*SHORT EXERCISE*. Identify the lines in the data below that contain "star" and give only how many there are.

*RECORDS FOR THIS EXERCISE*.
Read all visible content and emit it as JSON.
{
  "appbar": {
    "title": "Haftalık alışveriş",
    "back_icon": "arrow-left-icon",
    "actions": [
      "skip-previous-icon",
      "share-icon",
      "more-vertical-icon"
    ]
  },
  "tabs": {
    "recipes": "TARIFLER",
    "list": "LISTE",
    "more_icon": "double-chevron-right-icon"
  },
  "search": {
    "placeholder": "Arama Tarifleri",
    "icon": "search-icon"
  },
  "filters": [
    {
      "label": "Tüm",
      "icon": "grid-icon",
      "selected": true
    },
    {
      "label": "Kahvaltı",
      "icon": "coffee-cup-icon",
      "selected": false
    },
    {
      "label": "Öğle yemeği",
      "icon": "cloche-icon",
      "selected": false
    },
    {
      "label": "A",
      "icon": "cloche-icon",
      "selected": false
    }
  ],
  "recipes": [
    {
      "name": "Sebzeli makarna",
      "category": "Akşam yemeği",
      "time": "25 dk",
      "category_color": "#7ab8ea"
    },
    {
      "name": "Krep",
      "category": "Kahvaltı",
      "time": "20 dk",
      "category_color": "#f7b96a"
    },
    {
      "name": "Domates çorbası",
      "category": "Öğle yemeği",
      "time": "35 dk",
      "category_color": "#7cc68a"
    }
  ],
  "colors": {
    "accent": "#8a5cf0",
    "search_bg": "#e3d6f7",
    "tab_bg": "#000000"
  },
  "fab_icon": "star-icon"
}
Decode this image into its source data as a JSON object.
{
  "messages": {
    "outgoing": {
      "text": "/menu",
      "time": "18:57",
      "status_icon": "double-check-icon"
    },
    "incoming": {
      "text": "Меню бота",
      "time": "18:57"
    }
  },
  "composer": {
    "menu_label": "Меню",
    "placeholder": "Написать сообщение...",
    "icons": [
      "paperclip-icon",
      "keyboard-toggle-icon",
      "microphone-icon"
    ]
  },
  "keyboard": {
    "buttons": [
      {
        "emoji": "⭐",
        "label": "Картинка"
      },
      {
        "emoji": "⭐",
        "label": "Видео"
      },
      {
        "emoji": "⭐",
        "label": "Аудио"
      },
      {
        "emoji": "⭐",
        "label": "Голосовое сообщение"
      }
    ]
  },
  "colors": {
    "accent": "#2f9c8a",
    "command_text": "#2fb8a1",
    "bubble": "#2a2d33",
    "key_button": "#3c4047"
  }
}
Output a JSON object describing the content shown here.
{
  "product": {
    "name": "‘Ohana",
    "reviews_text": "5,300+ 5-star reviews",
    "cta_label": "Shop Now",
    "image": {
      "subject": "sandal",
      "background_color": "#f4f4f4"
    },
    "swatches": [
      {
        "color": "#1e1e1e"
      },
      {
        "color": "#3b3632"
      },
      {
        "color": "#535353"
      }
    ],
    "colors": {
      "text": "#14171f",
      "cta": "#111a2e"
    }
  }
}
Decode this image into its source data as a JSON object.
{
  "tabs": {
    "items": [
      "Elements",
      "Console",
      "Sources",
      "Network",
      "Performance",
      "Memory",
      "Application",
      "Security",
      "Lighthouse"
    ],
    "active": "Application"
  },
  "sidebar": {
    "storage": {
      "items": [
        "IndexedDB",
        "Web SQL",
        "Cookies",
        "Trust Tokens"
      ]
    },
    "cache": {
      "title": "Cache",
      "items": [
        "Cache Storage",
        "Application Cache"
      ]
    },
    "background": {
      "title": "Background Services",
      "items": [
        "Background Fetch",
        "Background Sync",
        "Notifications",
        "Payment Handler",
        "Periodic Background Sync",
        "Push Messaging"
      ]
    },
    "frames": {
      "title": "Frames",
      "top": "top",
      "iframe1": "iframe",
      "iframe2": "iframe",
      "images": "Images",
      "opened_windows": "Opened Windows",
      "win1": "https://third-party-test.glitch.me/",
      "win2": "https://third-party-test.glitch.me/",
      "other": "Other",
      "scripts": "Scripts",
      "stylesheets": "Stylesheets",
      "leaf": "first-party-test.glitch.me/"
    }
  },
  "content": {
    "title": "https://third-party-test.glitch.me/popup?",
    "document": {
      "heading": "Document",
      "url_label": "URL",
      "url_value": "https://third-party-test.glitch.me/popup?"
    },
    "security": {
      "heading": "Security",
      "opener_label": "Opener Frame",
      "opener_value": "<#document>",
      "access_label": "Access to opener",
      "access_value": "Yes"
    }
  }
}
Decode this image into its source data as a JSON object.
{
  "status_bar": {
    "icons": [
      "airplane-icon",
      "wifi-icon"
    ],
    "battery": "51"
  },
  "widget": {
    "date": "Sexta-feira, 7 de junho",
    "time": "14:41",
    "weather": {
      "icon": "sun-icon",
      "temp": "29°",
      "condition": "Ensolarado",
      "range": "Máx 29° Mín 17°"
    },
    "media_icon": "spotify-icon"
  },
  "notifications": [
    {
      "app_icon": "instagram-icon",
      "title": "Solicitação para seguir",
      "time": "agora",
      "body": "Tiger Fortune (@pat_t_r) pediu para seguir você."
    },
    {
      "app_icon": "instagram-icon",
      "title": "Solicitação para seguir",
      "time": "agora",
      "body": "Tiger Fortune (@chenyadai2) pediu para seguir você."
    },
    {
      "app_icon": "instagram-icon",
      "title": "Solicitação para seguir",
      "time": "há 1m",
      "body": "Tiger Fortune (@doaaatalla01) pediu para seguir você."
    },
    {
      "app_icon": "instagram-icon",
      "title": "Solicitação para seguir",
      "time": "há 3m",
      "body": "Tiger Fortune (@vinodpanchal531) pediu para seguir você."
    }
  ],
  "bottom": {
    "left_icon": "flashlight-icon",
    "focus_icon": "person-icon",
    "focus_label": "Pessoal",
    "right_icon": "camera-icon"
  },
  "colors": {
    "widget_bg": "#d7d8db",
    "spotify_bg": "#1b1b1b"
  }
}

*CORRECT OUTPUT*. 2